**AIM**
Look for the string "대한민국을" in every line, and copy each line that has it.

>> Start MATERIAL PROVIDED

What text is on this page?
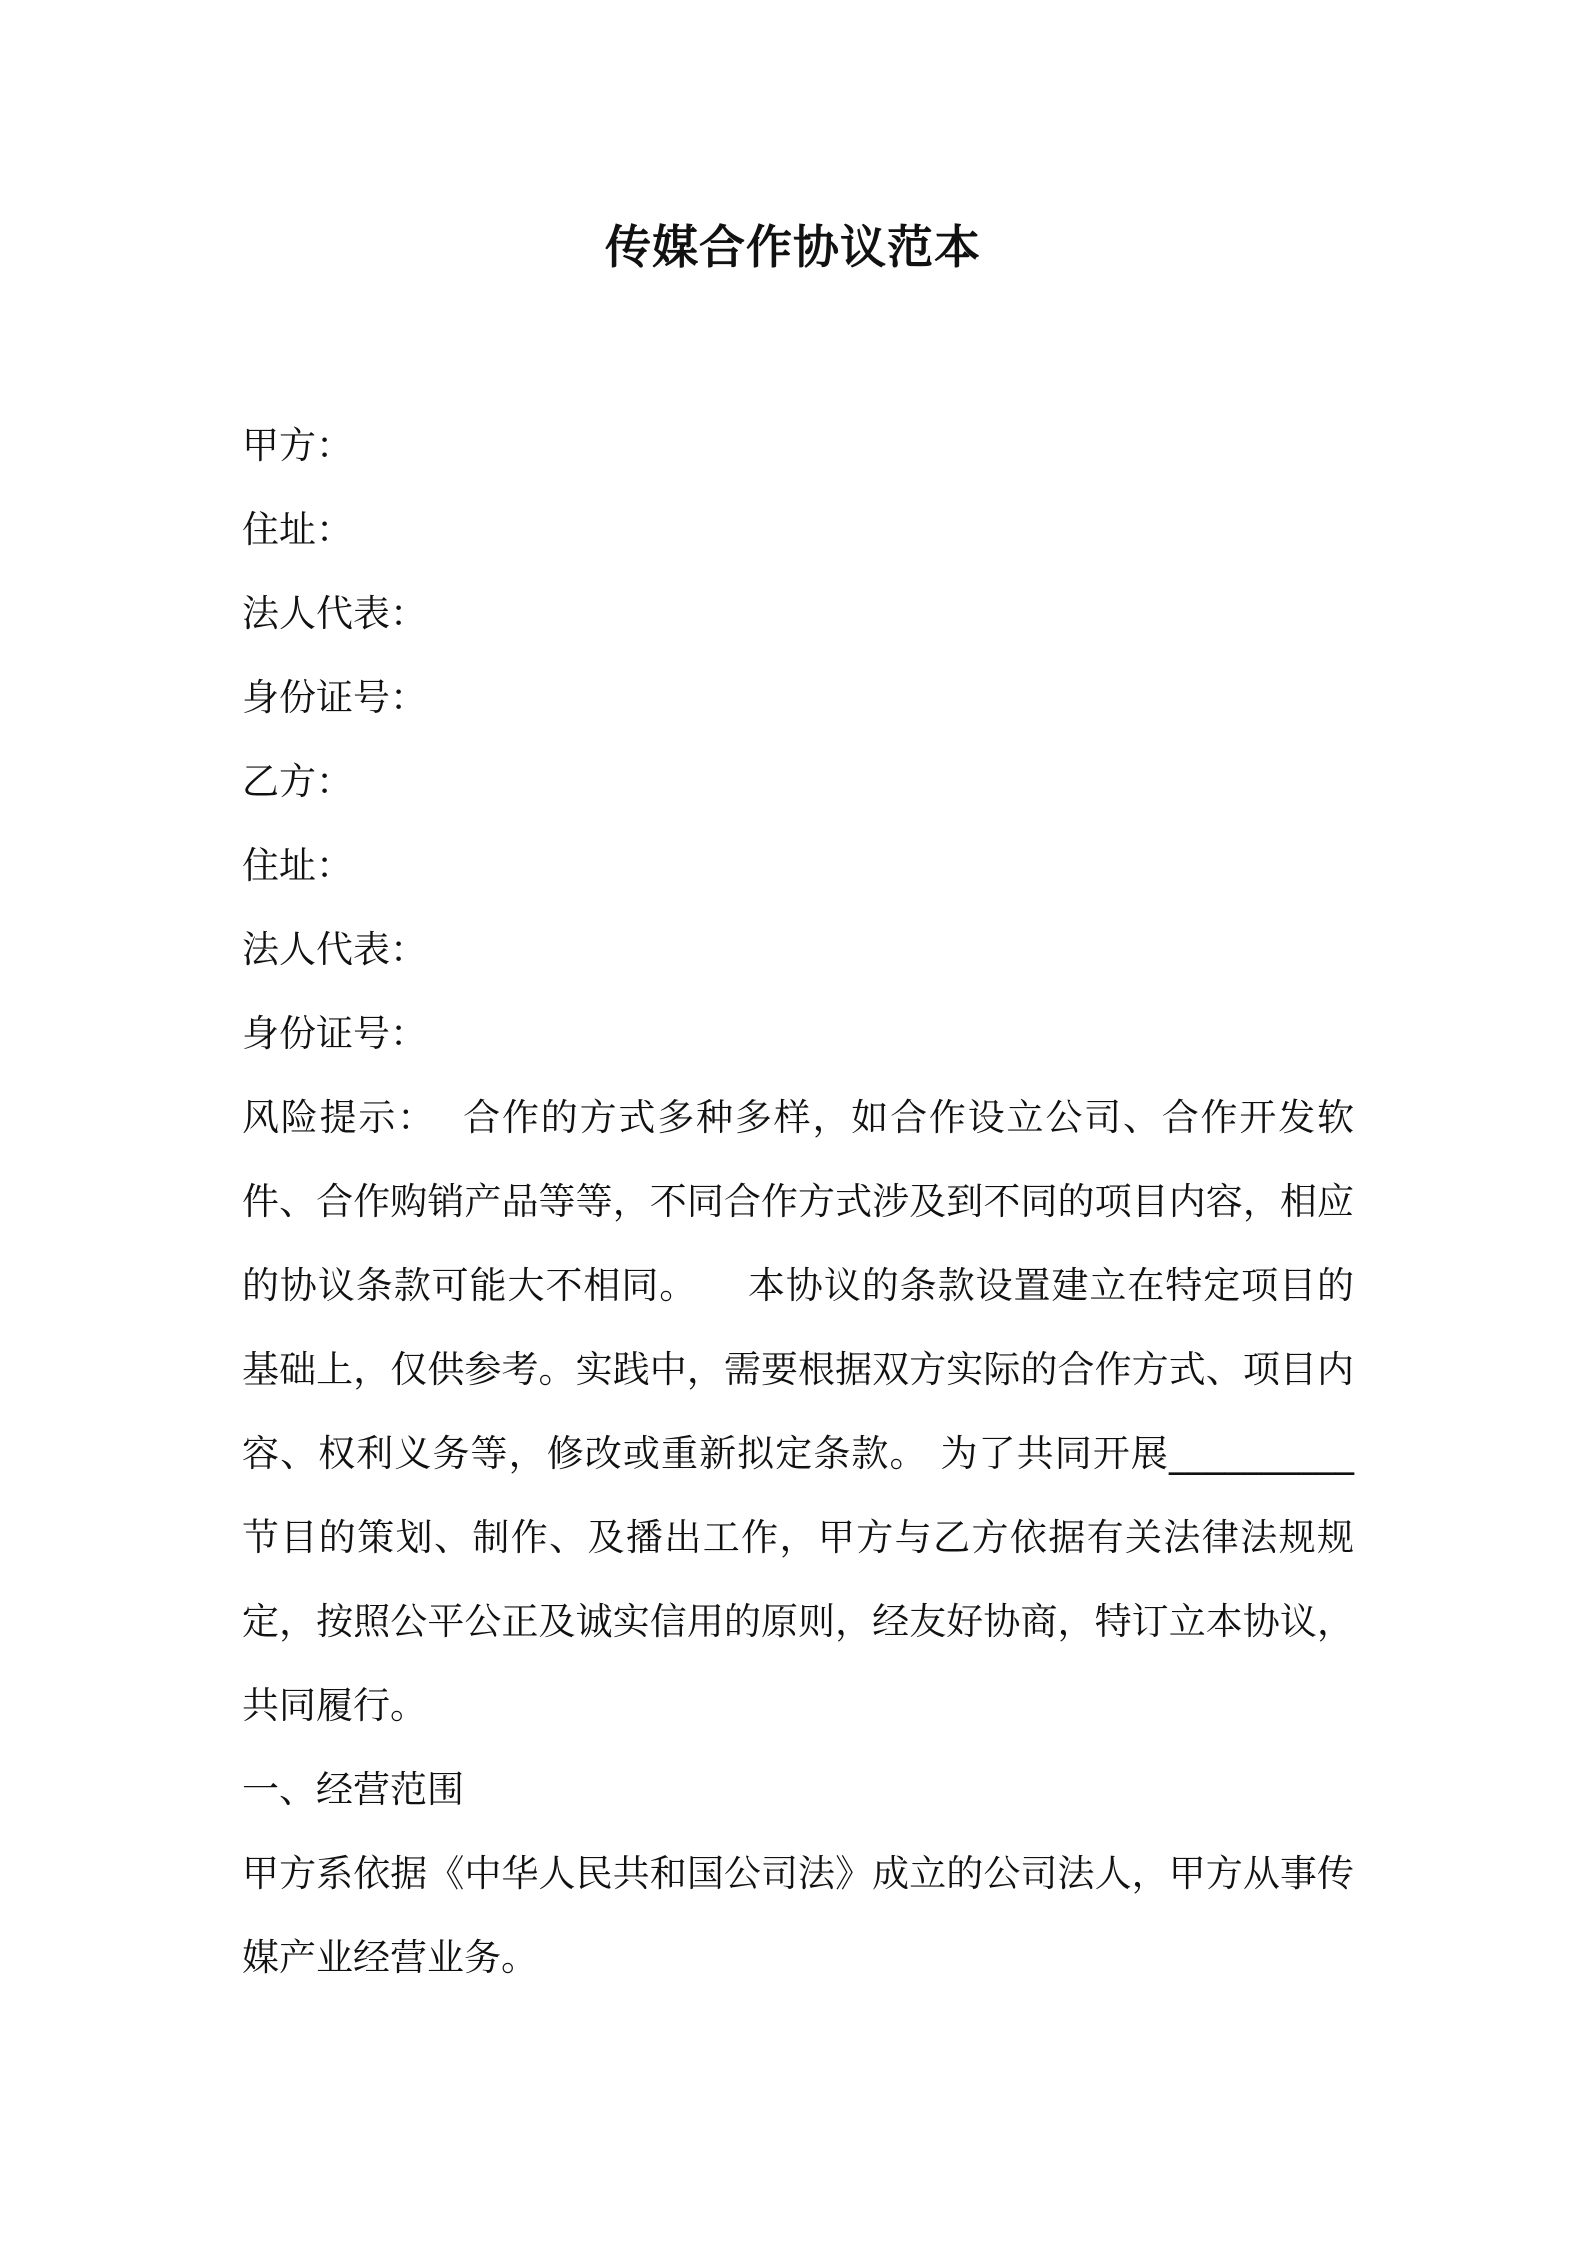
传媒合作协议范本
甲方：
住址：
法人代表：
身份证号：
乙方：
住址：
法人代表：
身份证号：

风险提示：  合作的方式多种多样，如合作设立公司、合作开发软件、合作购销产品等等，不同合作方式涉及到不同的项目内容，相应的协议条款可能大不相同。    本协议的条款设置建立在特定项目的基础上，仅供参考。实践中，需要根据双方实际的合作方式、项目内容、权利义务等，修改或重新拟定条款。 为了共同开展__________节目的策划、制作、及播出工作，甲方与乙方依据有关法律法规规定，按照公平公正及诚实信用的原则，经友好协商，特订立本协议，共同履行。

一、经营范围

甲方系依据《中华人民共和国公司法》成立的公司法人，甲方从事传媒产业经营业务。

>> End MATERIAL PROVIDED
>> Start MATERIAL PROVIDED

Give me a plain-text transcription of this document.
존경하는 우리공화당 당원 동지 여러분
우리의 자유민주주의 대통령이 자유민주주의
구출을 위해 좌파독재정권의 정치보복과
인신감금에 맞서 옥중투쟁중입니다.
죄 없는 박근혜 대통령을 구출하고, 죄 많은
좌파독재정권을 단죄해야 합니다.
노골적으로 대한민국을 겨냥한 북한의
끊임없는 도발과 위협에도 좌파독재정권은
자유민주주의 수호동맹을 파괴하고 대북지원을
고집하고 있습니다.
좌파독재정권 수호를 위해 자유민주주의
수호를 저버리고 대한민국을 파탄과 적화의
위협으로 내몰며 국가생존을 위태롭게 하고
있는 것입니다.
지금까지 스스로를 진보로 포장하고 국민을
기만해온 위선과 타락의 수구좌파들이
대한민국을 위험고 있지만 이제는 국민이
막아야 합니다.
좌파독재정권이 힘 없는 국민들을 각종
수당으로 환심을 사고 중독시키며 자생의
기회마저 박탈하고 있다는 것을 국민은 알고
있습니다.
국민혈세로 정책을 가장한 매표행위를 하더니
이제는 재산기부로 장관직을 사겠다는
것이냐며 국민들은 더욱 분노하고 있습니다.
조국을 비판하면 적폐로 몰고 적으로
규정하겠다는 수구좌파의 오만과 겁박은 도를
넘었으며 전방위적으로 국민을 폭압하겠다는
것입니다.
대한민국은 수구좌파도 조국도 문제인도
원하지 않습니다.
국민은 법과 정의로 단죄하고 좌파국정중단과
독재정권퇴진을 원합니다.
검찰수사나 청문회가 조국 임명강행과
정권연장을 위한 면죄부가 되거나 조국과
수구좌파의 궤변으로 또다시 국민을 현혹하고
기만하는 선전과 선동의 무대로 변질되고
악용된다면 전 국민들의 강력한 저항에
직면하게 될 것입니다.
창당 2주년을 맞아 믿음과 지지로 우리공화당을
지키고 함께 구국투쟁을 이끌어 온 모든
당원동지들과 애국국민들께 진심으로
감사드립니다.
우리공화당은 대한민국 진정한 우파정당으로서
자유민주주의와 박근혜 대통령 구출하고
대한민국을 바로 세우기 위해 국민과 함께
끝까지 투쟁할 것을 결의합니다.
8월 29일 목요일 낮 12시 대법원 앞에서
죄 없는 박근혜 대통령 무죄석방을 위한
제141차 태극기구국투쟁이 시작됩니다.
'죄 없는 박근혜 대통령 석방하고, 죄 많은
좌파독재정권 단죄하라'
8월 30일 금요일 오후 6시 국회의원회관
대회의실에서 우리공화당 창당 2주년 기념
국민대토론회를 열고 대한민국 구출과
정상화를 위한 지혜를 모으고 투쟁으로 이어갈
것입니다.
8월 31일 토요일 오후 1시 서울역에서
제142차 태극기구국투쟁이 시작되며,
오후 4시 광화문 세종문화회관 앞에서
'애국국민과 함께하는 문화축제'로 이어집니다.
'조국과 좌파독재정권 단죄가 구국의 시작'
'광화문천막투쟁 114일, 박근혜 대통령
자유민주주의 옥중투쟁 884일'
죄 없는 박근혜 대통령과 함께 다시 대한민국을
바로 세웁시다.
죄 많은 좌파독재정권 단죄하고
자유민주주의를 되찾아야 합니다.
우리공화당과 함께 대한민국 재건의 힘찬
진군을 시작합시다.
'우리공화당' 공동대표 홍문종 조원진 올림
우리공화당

>> End MATERIAL PROVIDED

**THE ANSWER**
노골적으로 대한민국을 겨냥한 북한의
수호를 저버리고 대한민국을 파탄과 적화의
대한민국을 위험고 있지만 이제는 국민이
대한민국을 바로 세우기 위해 국민과 함께
죄 없는 박근혜 대통령과 함께 다시 대한민국을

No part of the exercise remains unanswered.